Exercise aim: Write out every line of the material as it stands, apart from the pictures.

Data tied to figure images:
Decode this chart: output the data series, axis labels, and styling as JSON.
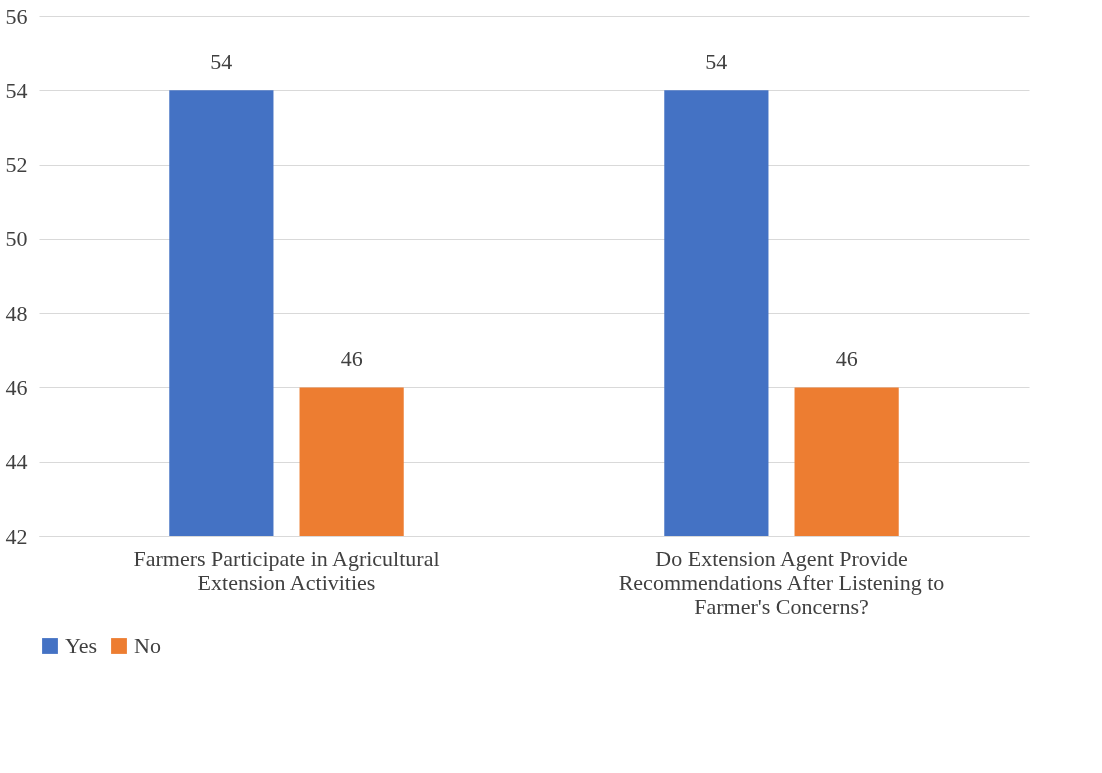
{
  "chart_data": {
    "type": "bar",
    "categories": [
      "Farmers Participate in Agricultural Extension Activities",
      "Do Extension Agent Provide Recommendations After Listening to Farmer's Concerns?"
    ],
    "series": [
      {
        "name": "Yes",
        "color": "#4472c4",
        "values": [
          54,
          54
        ]
      },
      {
        "name": "No",
        "color": "#ed7d31",
        "values": [
          46,
          46
        ]
      }
    ],
    "ylim": [
      42,
      56
    ],
    "yticks": [
      42,
      44,
      46,
      48,
      50,
      52,
      54,
      56
    ],
    "grid": "y",
    "legend": "bottom",
    "data_labels": true
  }
}
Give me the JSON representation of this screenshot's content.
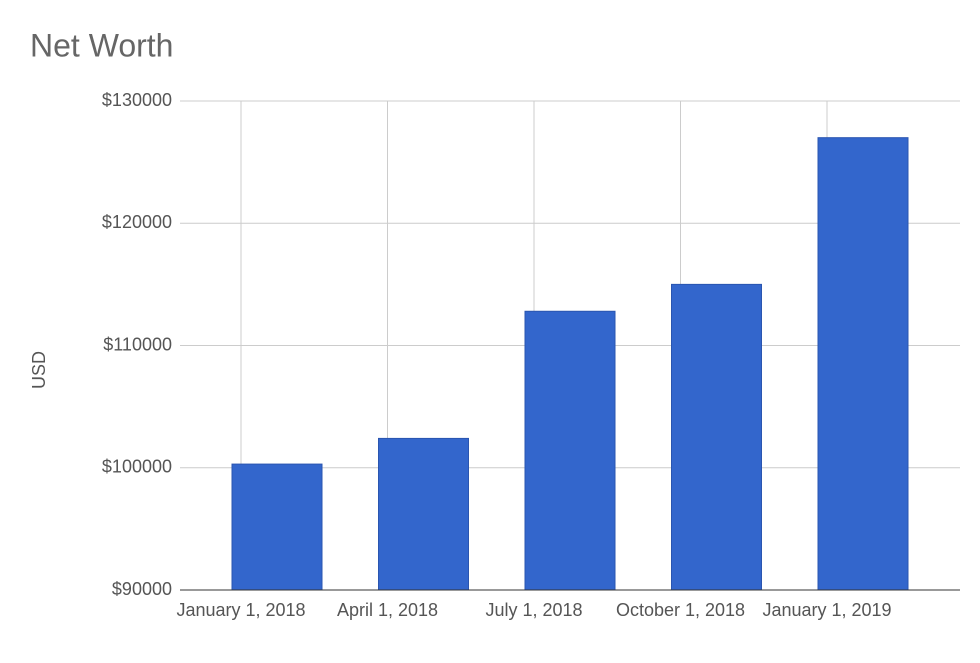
{
  "chart_data": {
    "type": "bar",
    "title": "Net Worth",
    "ylabel": "USD",
    "categories": [
      "January 1, 2018",
      "April 1, 2018",
      "July 1, 2018",
      "October 1, 2018",
      "January 1, 2019"
    ],
    "values": [
      100300,
      102400,
      112800,
      115000,
      127000
    ],
    "color": "#3366cc",
    "ylim": [
      90000,
      130000
    ],
    "yticks": [
      {
        "value": 90000,
        "label": "$90000"
      },
      {
        "value": 100000,
        "label": "$100000"
      },
      {
        "value": 110000,
        "label": "$110000"
      },
      {
        "value": 120000,
        "label": "$120000"
      },
      {
        "value": 130000,
        "label": "$130000"
      }
    ],
    "grid": true
  }
}
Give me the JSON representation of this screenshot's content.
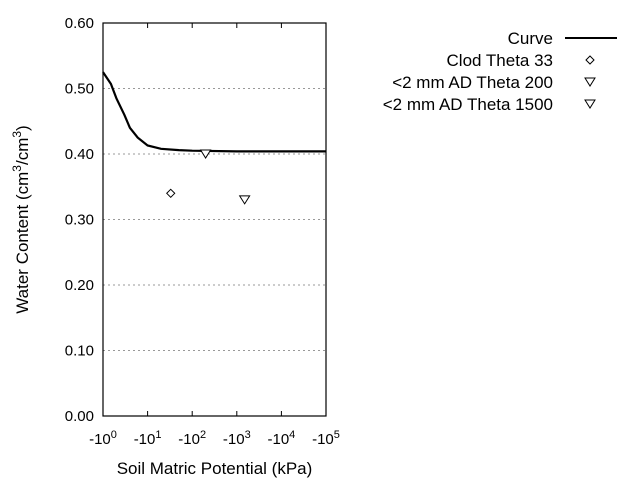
{
  "chart_data": {
    "type": "scatter",
    "title": "",
    "xlabel": "Soil Matric Potential (kPa)",
    "ylabel": "Water Content (cm3/cm3)",
    "xscale": "log (negative)",
    "xlim": [
      1,
      100000
    ],
    "ylim": [
      0.0,
      0.6
    ],
    "x_ticks": [
      "-10^0",
      "-10^1",
      "-10^2",
      "-10^3",
      "-10^4",
      "-10^5"
    ],
    "y_ticks": [
      "0.00",
      "0.10",
      "0.20",
      "0.30",
      "0.40",
      "0.50",
      "0.60"
    ],
    "grid": "horizontal dotted",
    "legend_position": "right, outside plot",
    "series": [
      {
        "name": "Curve",
        "type": "line",
        "x": [
          1,
          1.5,
          2,
          3,
          4,
          6,
          10,
          20,
          50,
          100,
          1000,
          100000
        ],
        "y": [
          0.525,
          0.507,
          0.485,
          0.46,
          0.44,
          0.425,
          0.413,
          0.408,
          0.406,
          0.405,
          0.404,
          0.404
        ]
      },
      {
        "name": "Clod Theta 33",
        "type": "scatter",
        "marker": "diamond",
        "x": [
          33
        ],
        "y": [
          0.34
        ]
      },
      {
        "name": "<2 mm AD Theta 200",
        "type": "scatter",
        "marker": "triangle-down",
        "x": [
          200
        ],
        "y": [
          0.4
        ]
      },
      {
        "name": "<2 mm AD Theta 1500",
        "type": "scatter",
        "marker": "triangle-down",
        "x": [
          1500
        ],
        "y": [
          0.33
        ]
      }
    ]
  },
  "legend": [
    "Curve",
    "Clod Theta 33",
    "<2 mm AD Theta 200",
    "<2 mm AD Theta 1500"
  ]
}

Final result:
Decode this chart: output the data series, axis labels, and styling as JSON.
{
  "chart_data": {
    "type": "bar",
    "categories": [
      "Farmers Participate in Agricultural Extension Activities",
      "Do Extension Agent Provide Recommendations After Listening to Farmer's Concerns?"
    ],
    "series": [
      {
        "name": "Yes",
        "color": "#4472c4",
        "values": [
          54,
          54
        ]
      },
      {
        "name": "No",
        "color": "#ed7d31",
        "values": [
          46,
          46
        ]
      }
    ],
    "ylim": [
      42,
      56
    ],
    "yticks": [
      42,
      44,
      46,
      48,
      50,
      52,
      54,
      56
    ],
    "grid": "y",
    "legend": "bottom",
    "data_labels": true
  }
}
Give me the JSON representation of this screenshot's content.
{
  "chart_data": {
    "type": "bar",
    "title": "Net Worth",
    "ylabel": "USD",
    "categories": [
      "January 1, 2018",
      "April 1, 2018",
      "July 1, 2018",
      "October 1, 2018",
      "January 1, 2019"
    ],
    "values": [
      100300,
      102400,
      112800,
      115000,
      127000
    ],
    "color": "#3366cc",
    "ylim": [
      90000,
      130000
    ],
    "yticks": [
      {
        "value": 90000,
        "label": "$90000"
      },
      {
        "value": 100000,
        "label": "$100000"
      },
      {
        "value": 110000,
        "label": "$110000"
      },
      {
        "value": 120000,
        "label": "$120000"
      },
      {
        "value": 130000,
        "label": "$130000"
      }
    ],
    "grid": true
  }
}
Give me the JSON representation of this screenshot's content.
{
  "chart_data": {
    "type": "scatter",
    "title": "",
    "xlabel": "Soil Matric Potential (kPa)",
    "ylabel": "Water Content (cm3/cm3)",
    "xscale": "log (negative)",
    "xlim": [
      1,
      100000
    ],
    "ylim": [
      0.0,
      0.6
    ],
    "x_ticks": [
      "-10^0",
      "-10^1",
      "-10^2",
      "-10^3",
      "-10^4",
      "-10^5"
    ],
    "y_ticks": [
      "0.00",
      "0.10",
      "0.20",
      "0.30",
      "0.40",
      "0.50",
      "0.60"
    ],
    "grid": "horizontal dotted",
    "legend_position": "right, outside plot",
    "series": [
      {
        "name": "Curve",
        "type": "line",
        "x": [
          1,
          1.5,
          2,
          3,
          4,
          6,
          10,
          20,
          50,
          100,
          1000,
          100000
        ],
        "y": [
          0.525,
          0.507,
          0.485,
          0.46,
          0.44,
          0.425,
          0.413,
          0.408,
          0.406,
          0.405,
          0.404,
          0.404
        ]
      },
      {
        "name": "Clod Theta 33",
        "type": "scatter",
        "marker": "diamond",
        "x": [
          33
        ],
        "y": [
          0.34
        ]
      },
      {
        "name": "<2 mm AD Theta 200",
        "type": "scatter",
        "marker": "triangle-down",
        "x": [
          200
        ],
        "y": [
          0.4
        ]
      },
      {
        "name": "<2 mm AD Theta 1500",
        "type": "scatter",
        "marker": "triangle-down",
        "x": [
          1500
        ],
        "y": [
          0.33
        ]
      }
    ]
  },
  "legend": [
    "Curve",
    "Clod Theta 33",
    "<2 mm AD Theta 200",
    "<2 mm AD Theta 1500"
  ]
}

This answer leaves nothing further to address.